- **DOCUMENT EXCERPT**:
╭──

ENERGY STAR® Program Requirements
for Commercial Dishwashers
Eligibility Criteria
Below is the FINAL DRAFT product specification for ENERGY STAR qualified commercial dishwashers. A
product must meet all of the identified criteria if it is to earn the ENERGY STAR.
1) Definitions: Below are the definitions of the relevant terms in this document.
A.	Dishwashing Machine: A machine designed to clean and sanitize plates, glasses, cups, bowls,
utensils, and trays by applying sprays of detergent solution (with or without blasting media
granules) and a sanitizing final rinse.
B.	Under Counter Dishwasher: A machine with an overall height 38 inches or less, in which a rack of
dishes remains stationary within the machine while being subjected to sequential wash and rinse
sprays, and is designed to be installed under food preparation workspaces. Under counter
dishwashers can be either chemical or hot water sanitizing, with an internal booster heater for the
Note: Several stakeholders expressed concern with the proposed 36-inch maximum height
requirement for undercounter machines. Many companies carry models that are taller than 36
inches and approved by NSF as an undercounter machine. Where available, EPA has used the
definitions developed by NSF for the different dishwasher types in this specification, providing
additional clarification, as needed. However, NSF does not provide a definition for undercounter
machines. Since undercounter machines are allowed a higher water consumption limit under this
proposed ENERGY STAR specification, it is important to be able to draw a clear line between this
and other types of equipment. EPA presented these concerns to industry stakeholders at a meeting
during the National Restaurant Association (NRA) Show on May 21, 2007. Attendees suggested
that raising the height to 38 inches would be sufficient to address industry and EPA's concerns
regarding this product category.

╰──

Excerpts from a layout annotation set

╭──

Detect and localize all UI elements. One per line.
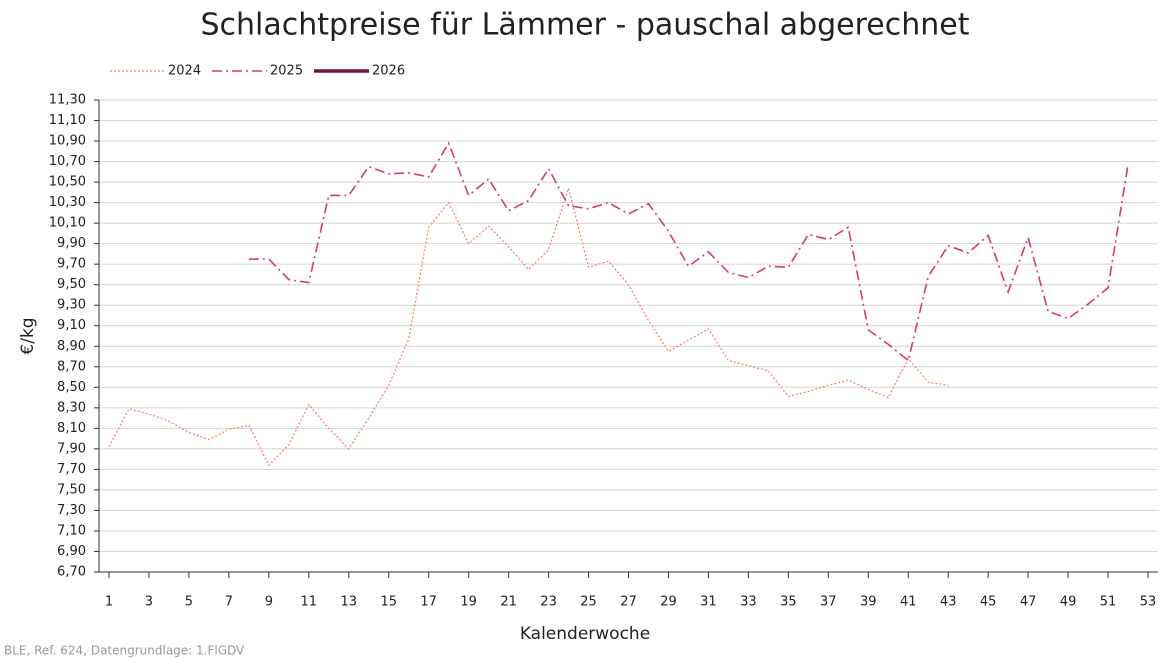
y-tick-label: 9,70	[57, 257, 86, 272]
y-tick-label: 8,30	[57, 400, 86, 415]
y-tick-label: 10,30	[49, 195, 86, 210]
y-tick-label: 9,30	[57, 298, 86, 313]
y-tick-label: 11,10	[49, 113, 86, 128]
x-tick-label: 31	[700, 595, 717, 610]
y-tick-label: 11,30	[49, 93, 86, 108]
y-tick-label: 9,90	[57, 236, 86, 251]
x-tick-label: 49	[1060, 595, 1077, 610]
x-tick-label: 13	[340, 595, 357, 610]
y-tick-label: 8,70	[57, 359, 86, 374]
y-tick-label: 9,50	[57, 277, 86, 292]
y-tick-label: 6,70	[57, 565, 86, 580]
x-tick-label: 17	[420, 595, 437, 610]
y-tick-label: 7,30	[57, 503, 86, 518]
x-tick-label: 29	[660, 595, 677, 610]
y-tick-label: 9,10	[57, 318, 86, 333]
source-note: BLE, Ref. 624, Datengrundlage: 1.FlGDV	[4, 644, 245, 658]
y-tick-label: 10,50	[49, 175, 86, 190]
x-tick-label: 3	[145, 595, 153, 610]
y-tick-label: 8,50	[57, 380, 86, 395]
x-tick-label: 7	[225, 595, 233, 610]
y-tick-label: 7,50	[57, 482, 86, 497]
x-tick-label: 51	[1100, 595, 1117, 610]
y-tick-label: 7,90	[57, 441, 86, 456]
chart-title: Schlachtpreise für Lämmer - pauschal abg…	[201, 8, 970, 43]
x-tick-label: 5	[185, 595, 193, 610]
x-tick-label: 43	[940, 595, 957, 610]
x-tick-label: 35	[780, 595, 797, 610]
series-line	[248, 141, 1129, 363]
x-tick-label: 1	[105, 595, 113, 610]
y-axis-title: €/kg	[18, 317, 38, 354]
x-tick-label: 9	[265, 595, 273, 610]
y-tick-label: 10,90	[49, 134, 86, 149]
series-line	[108, 185, 949, 467]
x-tick-label: 41	[900, 595, 917, 610]
x-tick-label: 33	[740, 595, 757, 610]
x-tick-label: 27	[620, 595, 637, 610]
x-tick-label: 23	[540, 595, 557, 610]
x-tick-label: 25	[580, 595, 597, 610]
x-tick-label: 15	[380, 595, 397, 610]
x-tick-label: 19	[460, 595, 477, 610]
y-tick-label: 8,90	[57, 339, 86, 354]
y-tick-label: 7,10	[57, 523, 86, 538]
y-tick-label: 10,10	[49, 216, 86, 231]
x-axis-title: Kalenderwoche	[520, 624, 650, 644]
y-tick-label: 8,10	[57, 421, 86, 436]
legend-label: 2026	[372, 64, 405, 79]
x-tick-label: 37	[820, 595, 837, 610]
x-tick-label: 39	[860, 595, 877, 610]
y-tick-label: 10,70	[49, 154, 86, 169]
x-tick-label: 45	[980, 595, 997, 610]
x-tick-label: 21	[500, 595, 517, 610]
y-tick-label: 6,90	[57, 544, 86, 559]
x-tick-label: 53	[1140, 595, 1157, 610]
x-tick-label: 11	[301, 595, 318, 610]
x-tick-label: 47	[1020, 595, 1037, 610]
legend-label: 2024	[168, 64, 201, 79]
y-tick-label: 7,70	[57, 462, 86, 477]
legend-label: 2025	[270, 64, 303, 79]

╰──

- **WHAT IS NEEDED**:
According to the commercial dishwasher specification, on what date did EPA present the height concerns to industry stakeholders?

- **FINISHED ANSWER**:
May 21, 2007, at a meeting during the National Restaurant Association (NRA) Show.